**Exercise task**
Leave out any pictures and transcribe all other data below exactly.

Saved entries
========================================
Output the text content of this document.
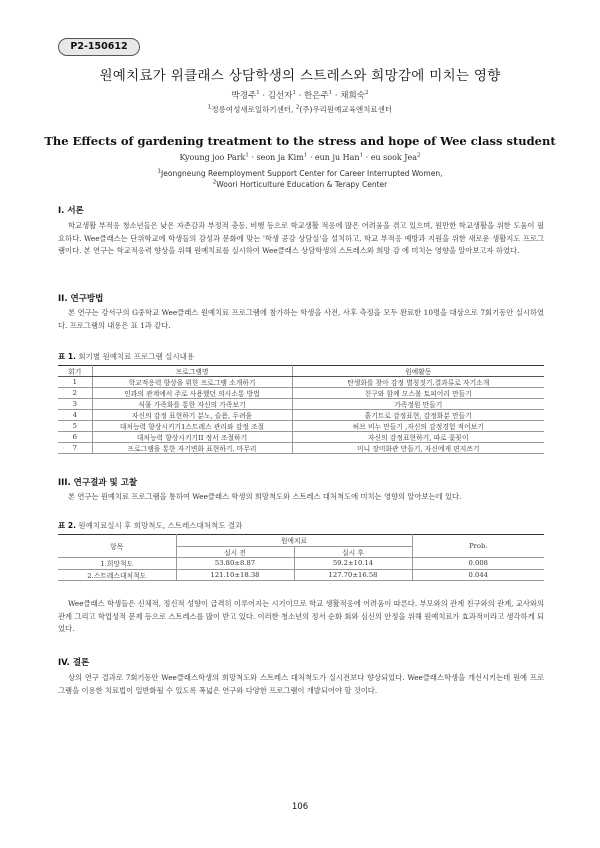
P2-150612
원예치료가 위클래스 상담학생의 스트레스와 희망감에 미치는 영향
박경주$^1$ · 김선자$^1$ · 한은주$^1$ · 채희숙$^2$
$^1$정릉여성새로일하기센터, $^2$(주)우리원예교육앤치료센터
The Effects of gardening treatment to the stress and hope of Wee class student
Kyoung joo Park$^1$ · seon ja Kim$^1$ · eun ju Han$^1$ · eu sook Jea$^2$
$^1$Jeongneung Reemployment Support Center for Career Interrupted Women,
$^2$Woori Horticulture Education & Terapy Center
I. 서론
학교생활 부적응 청소년들은 낮은 자존감과 부정적 충동, 비행 등으로 학교생활 적응에 많은 어려움을 겪고 있으며, 원만한 학교생활을 위한 도움이 필요하다. Wee클래스는 단위학교에 학생들의 감성과 문화에 맞는 '학생 공감 상담실'을 설치하고, 학교 부적응 예방과 지원을 위한 새로운 생활지도 프로그램이다. 본 연구는 학교적응력 향상을 위해 원예치료를 실시하여 Wee클래스 상담학생의 스트레스와 희망 감 에 미치는 영향을 알아보고자 하였다.
II. 연구방법
본 연구는 강서구의 G중학교 Wee클래스 원예치료 프로그램에 참가하는 학생을 사전, 사후 측정을 모두 완료한 10명을 대상으로 7회기동안 실시하였다. 프로그램의 내용은 표 1과 같다.
표 1. 회기별 원예치료 프로그램 실시내용
회기	프로그램명	원예활동
1	학교적응력 향상을 위한 프로그램 소개하기	탄생화를 찾아 감정 별칭짓기.결과류로 자기소개
2	인과의 관계에서 주로 사용했던 의사소통 방법	친구와 함께 모스볼 토피어리 만들기
3	식물 가족화를 통한 자신의 가족보기	가족정원 만들기
4	자신의 감정 표현하기 분노, 슬픔, 두려움	흙기트로 감정표현, 감정화분 만들기
5	대처능력 향상시키기1스트레스 관리와 감정 조절	허브 비누 만들기 ,자신의 감정경험 적어보기
6	대처능력 향상시키기II 정서 조절하기	자신의 감정표현하기, 따로 꽃꽂이
7	프로그램을 통한 자기변화 표현하기. 마무리	미니 장미화관 만들기, 자신에게 편지쓰기
III. 연구결과 및 고찰
본 연구는 원예치료 프로그램을 통하여 Wee클래스 학생의 희망척도와 스트레스 대처척도에 미치는 영향의 알아보는데 있다.
표 2. 원예치료실시 후 희망척도, 스트레스대처척도 결과
항목	원예치료		Prob.
	실시 전	실시 후	
1.희망척도	53.80±8.87	59.2±10.14	0.008
2.스트레스대처척도	121.10±18.38	127.70±16.58	0.044
Wee클래스 학생들은 신체적, 정신적 성향이 급격히 이루어지는 시기이므로 학교 생활적응에 어려움이 따른다. 부모와의 관계 친구와의 관계, 교사와의 관계 그리고 학업성적 문제 등으로 스트레스를 많이 받고 있다. 이러한 청소년의 정서 순화 회와 심신의 안정을 위해 원예치료가 효과적이라고 생각하게 되었다.
IV. 결론
상의 연구 결과로 7회기동안 Wee클래스학생의 희망척도와 스트레스 대처척도가 실시전보다 향상되었다. Wee클래스학생을 개선시키는데 원예 프로그램을 이용한 치료법이 일반화될 수 있도록 폭넓은 연구와 다양한 프로그램이 개발되어야 할 것이다.
106
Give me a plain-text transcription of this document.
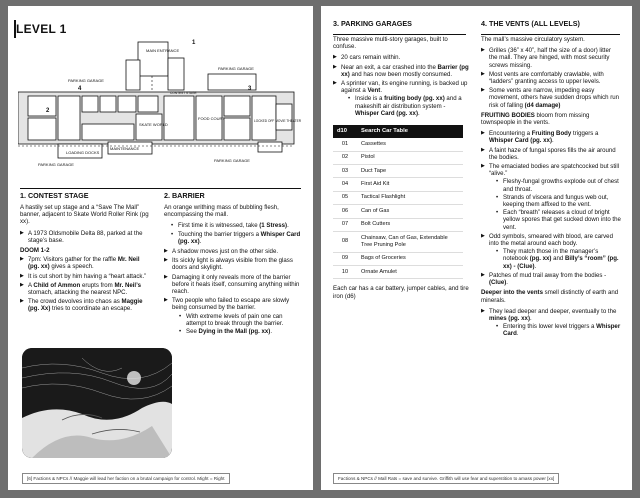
LEVEL 1
MAIN ENTRANCE
PARKING GARAGE
PARKING GARAGE
PARKING GARAGE
PARKING GARAGE
SKATE WORLD
FOOD COURT	LOCKED OFF MOVIE THEATER
MAINTENANCE
LOADING DOCKS
CONTEST STAGE
1
2
3
4
1. CONTEST STAGE

A hastily set up stage and a “Save The Mall” banner, adjacent to Skate World Roller Rink (pg xx).

▶ A 1973 Oldsmobile Delta 88, parked at the stage’s base.
DOOM 1-2
▶ 7pm: Visitors gather for the raffle Mr. Neil (pg. xx) gives a speech.
▶ It is cut short by him having a “heart attack.”
▶ A Child of Ammon erupts from Mr. Neil’s stomach, attacking the nearest NPC.
▶ The crowd devolves into chaos as Maggie (pg. Xx) tries to coordinate an escape.
2. BARRIER

An orange writhing mass of bubbling flesh, encompassing the mall.

• First time it is witnessed, take (1 Stress).
• Touching the barrier triggers a Whisper Card (pg. xx).
▶ A shadow moves just on the other side.
▶ Its sickly light is always visible from the glass doors and skylight.
▶ Damaging it only reveals more of the barrier before it heals itself, consuming anything within reach.
▶ Two people who failed to escape are slowly being consumed by the barrier.
• With extreme levels of pain one can attempt to break through the barrier.
• See Dying in the Mall (pg. xx).
[6] Factions & NPCs // Maggie will lead her faction on a brutal campaign for control. Might = Right
3. PARKING GARAGES

Three massive multi-story garages, built to confuse.

▶ 20 cars remain within.
▶ Near an exit, a car crashed into the Barrier (pg xx) and has now been mostly consumed.
▶ A sprinter van, its engine running, is backed up against a Vent.
• Inside is a fruiting body (pg. xx) and a makeshift air distribution system - Whisper Card (pg. xx).
d10	Search Car Table
01	Cassettes
02	Pistol
03	Duct Tape
04	First Aid Kit
05	Tactical Flashlight
06	Can of Gas
07	Bolt Cutters
08	Chainsaw, Can of Gas, Extendable Tree Pruning Pole
09	Bags of Groceries
10	Ornate Amulet

Each car has a car battery, jumper cables, and tire iron (d6)

4. THE VENTS (ALL LEVELS)

The mall’s massive circulatory system.

▶ Grilles (36” x 40”, half the size of a door) litter the mall. They are hinged, with most security screws missing.
▶ Most vents are comfortably crawlable, with “ladders” granting access to upper levels.
▶ Some vents are narrow, impeding easy movement, others have sudden drops which run risk of falling (d4 damage)

FRUITING BODIES bloom from missing townspeople in the vents.

▶ Encountering a Fruiting Body triggers a Whisper Card (pg. xx).
▶ A faint haze of fungal spores fills the air around the bodies.
▶ The emaciated bodies are spatchcocked but still “alive.”
• Fleshy-fungal growths explode out of chest and throat.
• Strands of viscera and fungus web out, keeping them affixed to the vent.
• Each “breath” releases a cloud of bright yellow spores that get sucked down into the vent.
▶ Odd symbols, smeared with blood, are carved into the metal around each body.
• They match those in the manager’s notebook (pg. xx) and Billy’s “room” (pg. xx) - (Clue).
▶ Patches of mud trail away from the bodies - (Clue).

Deeper into the vents smell distinctly of earth and minerals.

▶ They lead deeper and deeper, eventually to the mines (pg. xx).
• Entering this lower level triggers a Whisper Card.
Factions & NPCs // Mall Rats = save and survive. Griffith will use fear and superstition to amass power [xx]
========================================
**Task response**
Output the text content of this document.
P2-150612
원예치료가 위클래스 상담학생의 스트레스와 희망감에 미치는 영향
박경주$^1$ · 김선자$^1$ · 한은주$^1$ · 채희숙$^2$
$^1$정릉여성새로일하기센터, $^2$(주)우리원예교육앤치료센터
The Effects of gardening treatment to the stress and hope of Wee class student
Kyoung joo Park$^1$ · seon ja Kim$^1$ · eun ju Han$^1$ · eu sook Jea$^2$
$^1$Jeongneung Reemployment Support Center for Career Interrupted Women,
$^2$Woori Horticulture Education & Terapy Center
I. 서론
학교생활 부적응 청소년들은 낮은 자존감과 부정적 충동, 비행 등으로 학교생활 적응에 많은 어려움을 겪고 있으며, 원만한 학교생활을 위한 도움이 필요하다. Wee클래스는 단위학교에 학생들의 감성과 문화에 맞는 '학생 공감 상담실'을 설치하고, 학교 부적응 예방과 지원을 위한 새로운 생활지도 프로그램이다. 본 연구는 학교적응력 향상을 위해 원예치료를 실시하여 Wee클래스 상담학생의 스트레스와 희망 감 에 미치는 영향을 알아보고자 하였다.
II. 연구방법
본 연구는 강서구의 G중학교 Wee클래스 원예치료 프로그램에 참가하는 학생을 사전, 사후 측정을 모두 완료한 10명을 대상으로 7회기동안 실시하였다. 프로그램의 내용은 표 1과 같다.
표 1. 회기별 원예치료 프로그램 실시내용
회기	프로그램명	원예활동
1	학교적응력 향상을 위한 프로그램 소개하기	탄생화를 찾아 감정 별칭짓기.결과류로 자기소개
2	인과의 관계에서 주로 사용했던 의사소통 방법	친구와 함께 모스볼 토피어리 만들기
3	식물 가족화를 통한 자신의 가족보기	가족정원 만들기
4	자신의 감정 표현하기 분노, 슬픔, 두려움	흙기트로 감정표현, 감정화분 만들기
5	대처능력 향상시키기1스트레스 관리와 감정 조절	허브 비누 만들기 ,자신의 감정경험 적어보기
6	대처능력 향상시키기II 정서 조절하기	자신의 감정표현하기, 따로 꽃꽂이
7	프로그램을 통한 자기변화 표현하기. 마무리	미니 장미화관 만들기, 자신에게 편지쓰기
III. 연구결과 및 고찰
본 연구는 원예치료 프로그램을 통하여 Wee클래스 학생의 희망척도와 스트레스 대처척도에 미치는 영향의 알아보는데 있다.
표 2. 원예치료실시 후 희망척도, 스트레스대처척도 결과
항목	원예치료		Prob.
	실시 전	실시 후	
1.희망척도	53.80±8.87	59.2±10.14	0.008
2.스트레스대처척도	121.10±18.38	127.70±16.58	0.044
Wee클래스 학생들은 신체적, 정신적 성향이 급격히 이루어지는 시기이므로 학교 생활적응에 어려움이 따른다. 부모와의 관계 친구와의 관계, 교사와의 관계 그리고 학업성적 문제 등으로 스트레스를 많이 받고 있다. 이러한 청소년의 정서 순화 회와 심신의 안정을 위해 원예치료가 효과적이라고 생각하게 되었다.
IV. 결론
상의 연구 결과로 7회기동안 Wee클래스학생의 희망척도와 스트레스 대처척도가 실시전보다 향상되었다. Wee클래스학생을 개선시키는데 원예 프로그램을 이용한 치료법이 일반화될 수 있도록 폭넓은 연구와 다양한 프로그램이 개발되어야 할 것이다.
106
Give me a plain-text transcription of this document.
LEVEL 1
MAIN ENTRANCE
PARKING GARAGE
PARKING GARAGE
PARKING GARAGE
PARKING GARAGE
SKATE WORLD
FOOD COURT	LOCKED OFF MOVIE THEATER
MAINTENANCE
LOADING DOCKS
CONTEST STAGE
1
2
3
4
1. CONTEST STAGE

A hastily set up stage and a “Save The Mall” banner, adjacent to Skate World Roller Rink (pg xx).

▶ A 1973 Oldsmobile Delta 88, parked at the stage’s base.
DOOM 1-2
▶ 7pm: Visitors gather for the raffle Mr. Neil (pg. xx) gives a speech.
▶ It is cut short by him having a “heart attack.”
▶ A Child of Ammon erupts from Mr. Neil’s stomach, attacking the nearest NPC.
▶ The crowd devolves into chaos as Maggie (pg. Xx) tries to coordinate an escape.
2. BARRIER

An orange writhing mass of bubbling flesh, encompassing the mall.

• First time it is witnessed, take (1 Stress).
• Touching the barrier triggers a Whisper Card (pg. xx).
▶ A shadow moves just on the other side.
▶ Its sickly light is always visible from the glass doors and skylight.
▶ Damaging it only reveals more of the barrier before it heals itself, consuming anything within reach.
▶ Two people who failed to escape are slowly being consumed by the barrier.
• With extreme levels of pain one can attempt to break through the barrier.
• See Dying in the Mall (pg. xx).
[6] Factions & NPCs // Maggie will lead her faction on a brutal campaign for control. Might = Right
3. PARKING GARAGES

Three massive multi-story garages, built to confuse.

▶ 20 cars remain within.
▶ Near an exit, a car crashed into the Barrier (pg xx) and has now been mostly consumed.
▶ A sprinter van, its engine running, is backed up against a Vent.
• Inside is a fruiting body (pg. xx) and a makeshift air distribution system - Whisper Card (pg. xx).
d10	Search Car Table
01	Cassettes
02	Pistol
03	Duct Tape
04	First Aid Kit
05	Tactical Flashlight
06	Can of Gas
07	Bolt Cutters
08	Chainsaw, Can of Gas, Extendable Tree Pruning Pole
09	Bags of Groceries
10	Ornate Amulet

Each car has a car battery, jumper cables, and tire iron (d6)

4. THE VENTS (ALL LEVELS)

The mall’s massive circulatory system.

▶ Grilles (36” x 40”, half the size of a door) litter the mall. They are hinged, with most security screws missing.
▶ Most vents are comfortably crawlable, with “ladders” granting access to upper levels.
▶ Some vents are narrow, impeding easy movement, others have sudden drops which run risk of falling (d4 damage)

FRUITING BODIES bloom from missing townspeople in the vents.

▶ Encountering a Fruiting Body triggers a Whisper Card (pg. xx).
▶ A faint haze of fungal spores fills the air around the bodies.
▶ The emaciated bodies are spatchcocked but still “alive.”
• Fleshy-fungal growths explode out of chest and throat.
• Strands of viscera and fungus web out, keeping them affixed to the vent.
• Each “breath” releases a cloud of bright yellow spores that get sucked down into the vent.
▶ Odd symbols, smeared with blood, are carved into the metal around each body.
• They match those in the manager’s notebook (pg. xx) and Billy’s “room” (pg. xx) - (Clue).
▶ Patches of mud trail away from the bodies - (Clue).

Deeper into the vents smell distinctly of earth and minerals.

▶ They lead deeper and deeper, eventually to the mines (pg. xx).
• Entering this lower level triggers a Whisper Card.
Factions & NPCs // Mall Rats = save and survive. Griffith will use fear and superstition to amass power [xx]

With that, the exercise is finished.